Task directions:
Below are the records; collect from them each line containing the string "color".

☆ ☆ ☆ ☆ ☆

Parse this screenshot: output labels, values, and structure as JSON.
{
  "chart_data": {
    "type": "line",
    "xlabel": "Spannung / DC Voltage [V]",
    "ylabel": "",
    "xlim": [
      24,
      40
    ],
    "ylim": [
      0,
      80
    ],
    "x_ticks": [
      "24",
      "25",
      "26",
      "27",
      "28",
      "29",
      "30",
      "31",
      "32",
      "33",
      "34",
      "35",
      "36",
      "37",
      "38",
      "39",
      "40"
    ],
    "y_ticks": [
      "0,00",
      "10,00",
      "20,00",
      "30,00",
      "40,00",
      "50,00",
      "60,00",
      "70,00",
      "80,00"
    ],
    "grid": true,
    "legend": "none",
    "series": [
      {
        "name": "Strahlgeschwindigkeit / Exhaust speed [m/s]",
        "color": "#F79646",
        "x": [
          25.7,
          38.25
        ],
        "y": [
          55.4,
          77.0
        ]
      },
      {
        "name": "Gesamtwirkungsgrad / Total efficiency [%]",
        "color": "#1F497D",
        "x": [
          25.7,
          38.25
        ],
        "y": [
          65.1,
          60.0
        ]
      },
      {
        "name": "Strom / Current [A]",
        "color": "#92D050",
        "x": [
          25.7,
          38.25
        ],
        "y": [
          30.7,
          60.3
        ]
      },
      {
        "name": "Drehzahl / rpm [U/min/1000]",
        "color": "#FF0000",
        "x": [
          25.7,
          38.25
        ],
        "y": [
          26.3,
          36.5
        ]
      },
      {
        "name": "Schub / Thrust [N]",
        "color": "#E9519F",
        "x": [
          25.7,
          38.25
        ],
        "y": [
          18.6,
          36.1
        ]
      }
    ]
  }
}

☆ ☆ ☆ ☆ ☆

Finished exercise:
        "color": "#F79646",
        "color": "#1F497D",
        "color": "#92D050",
        "color": "#FF0000",
        "color": "#E9519F",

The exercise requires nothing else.